◆ **Given task**: Where a line of the material contains the string "baseline", copy that line.

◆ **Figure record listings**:

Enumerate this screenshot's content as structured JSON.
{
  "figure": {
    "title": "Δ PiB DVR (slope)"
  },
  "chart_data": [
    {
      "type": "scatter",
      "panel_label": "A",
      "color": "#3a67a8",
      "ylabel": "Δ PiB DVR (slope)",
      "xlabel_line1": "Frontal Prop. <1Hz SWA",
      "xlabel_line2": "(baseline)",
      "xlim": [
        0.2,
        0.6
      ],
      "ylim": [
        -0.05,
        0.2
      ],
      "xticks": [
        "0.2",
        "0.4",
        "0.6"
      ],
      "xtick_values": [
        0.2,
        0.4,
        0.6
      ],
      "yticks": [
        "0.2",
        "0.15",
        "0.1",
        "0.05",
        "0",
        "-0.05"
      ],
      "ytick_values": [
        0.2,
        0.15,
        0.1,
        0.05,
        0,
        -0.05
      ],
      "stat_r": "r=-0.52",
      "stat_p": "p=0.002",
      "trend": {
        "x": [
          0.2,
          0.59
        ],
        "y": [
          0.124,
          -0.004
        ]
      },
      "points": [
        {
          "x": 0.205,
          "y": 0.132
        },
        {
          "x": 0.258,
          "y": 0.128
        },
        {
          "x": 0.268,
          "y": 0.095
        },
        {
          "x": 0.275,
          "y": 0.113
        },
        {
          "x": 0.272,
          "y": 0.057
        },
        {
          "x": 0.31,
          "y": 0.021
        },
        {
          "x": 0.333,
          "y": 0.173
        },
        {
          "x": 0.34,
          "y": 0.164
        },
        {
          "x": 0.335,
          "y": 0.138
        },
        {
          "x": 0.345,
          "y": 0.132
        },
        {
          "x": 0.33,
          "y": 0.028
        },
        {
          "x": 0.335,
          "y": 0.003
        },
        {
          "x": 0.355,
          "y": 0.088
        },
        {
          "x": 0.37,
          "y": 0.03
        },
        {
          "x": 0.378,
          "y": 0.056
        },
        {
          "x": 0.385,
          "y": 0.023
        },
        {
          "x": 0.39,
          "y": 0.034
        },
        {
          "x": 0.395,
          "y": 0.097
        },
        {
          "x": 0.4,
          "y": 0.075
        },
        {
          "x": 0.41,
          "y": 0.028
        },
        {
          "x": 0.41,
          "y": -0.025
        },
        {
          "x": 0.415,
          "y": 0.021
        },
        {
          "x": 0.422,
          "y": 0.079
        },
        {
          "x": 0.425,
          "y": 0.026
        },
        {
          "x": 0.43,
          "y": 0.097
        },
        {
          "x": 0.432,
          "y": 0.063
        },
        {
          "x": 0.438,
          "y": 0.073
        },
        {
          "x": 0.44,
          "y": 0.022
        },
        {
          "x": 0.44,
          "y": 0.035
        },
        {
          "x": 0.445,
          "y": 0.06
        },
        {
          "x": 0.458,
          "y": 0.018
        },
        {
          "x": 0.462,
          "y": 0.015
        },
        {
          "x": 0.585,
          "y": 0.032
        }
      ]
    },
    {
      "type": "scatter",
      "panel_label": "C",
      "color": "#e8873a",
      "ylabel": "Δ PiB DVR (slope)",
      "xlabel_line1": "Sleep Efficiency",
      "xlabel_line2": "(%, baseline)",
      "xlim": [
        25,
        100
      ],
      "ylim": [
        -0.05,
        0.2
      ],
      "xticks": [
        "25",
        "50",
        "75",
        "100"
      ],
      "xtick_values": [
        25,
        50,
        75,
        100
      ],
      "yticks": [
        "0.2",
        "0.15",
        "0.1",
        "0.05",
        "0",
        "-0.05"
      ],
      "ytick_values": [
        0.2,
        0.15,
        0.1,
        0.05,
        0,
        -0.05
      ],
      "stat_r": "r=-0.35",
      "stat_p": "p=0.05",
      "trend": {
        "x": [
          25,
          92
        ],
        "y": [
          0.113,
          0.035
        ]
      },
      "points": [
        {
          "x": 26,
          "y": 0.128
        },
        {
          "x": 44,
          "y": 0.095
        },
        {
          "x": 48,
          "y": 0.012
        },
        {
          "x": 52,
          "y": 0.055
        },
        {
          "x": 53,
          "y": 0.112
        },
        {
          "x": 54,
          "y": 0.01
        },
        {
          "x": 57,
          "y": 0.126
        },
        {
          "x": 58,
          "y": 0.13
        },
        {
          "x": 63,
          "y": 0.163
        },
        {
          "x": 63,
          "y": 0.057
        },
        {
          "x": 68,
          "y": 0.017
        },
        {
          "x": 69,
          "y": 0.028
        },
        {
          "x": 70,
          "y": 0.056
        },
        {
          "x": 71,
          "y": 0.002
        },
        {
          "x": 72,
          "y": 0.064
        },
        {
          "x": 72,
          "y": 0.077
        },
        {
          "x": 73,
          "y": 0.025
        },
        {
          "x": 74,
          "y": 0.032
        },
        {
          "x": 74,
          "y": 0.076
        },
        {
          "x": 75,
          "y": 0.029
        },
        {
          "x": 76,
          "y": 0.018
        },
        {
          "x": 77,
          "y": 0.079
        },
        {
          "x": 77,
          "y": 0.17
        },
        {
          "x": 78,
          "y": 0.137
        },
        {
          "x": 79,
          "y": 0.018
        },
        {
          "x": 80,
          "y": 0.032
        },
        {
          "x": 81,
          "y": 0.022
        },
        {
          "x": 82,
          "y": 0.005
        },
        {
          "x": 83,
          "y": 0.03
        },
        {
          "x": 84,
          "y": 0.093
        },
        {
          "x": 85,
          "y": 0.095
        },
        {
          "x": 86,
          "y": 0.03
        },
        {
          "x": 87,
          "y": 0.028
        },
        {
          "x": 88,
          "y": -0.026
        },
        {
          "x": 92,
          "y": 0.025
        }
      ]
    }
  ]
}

◆ **Solution for this exercise**:
      "xlabel_line2": "(baseline)",
      "xlabel_line2": "(%, baseline)",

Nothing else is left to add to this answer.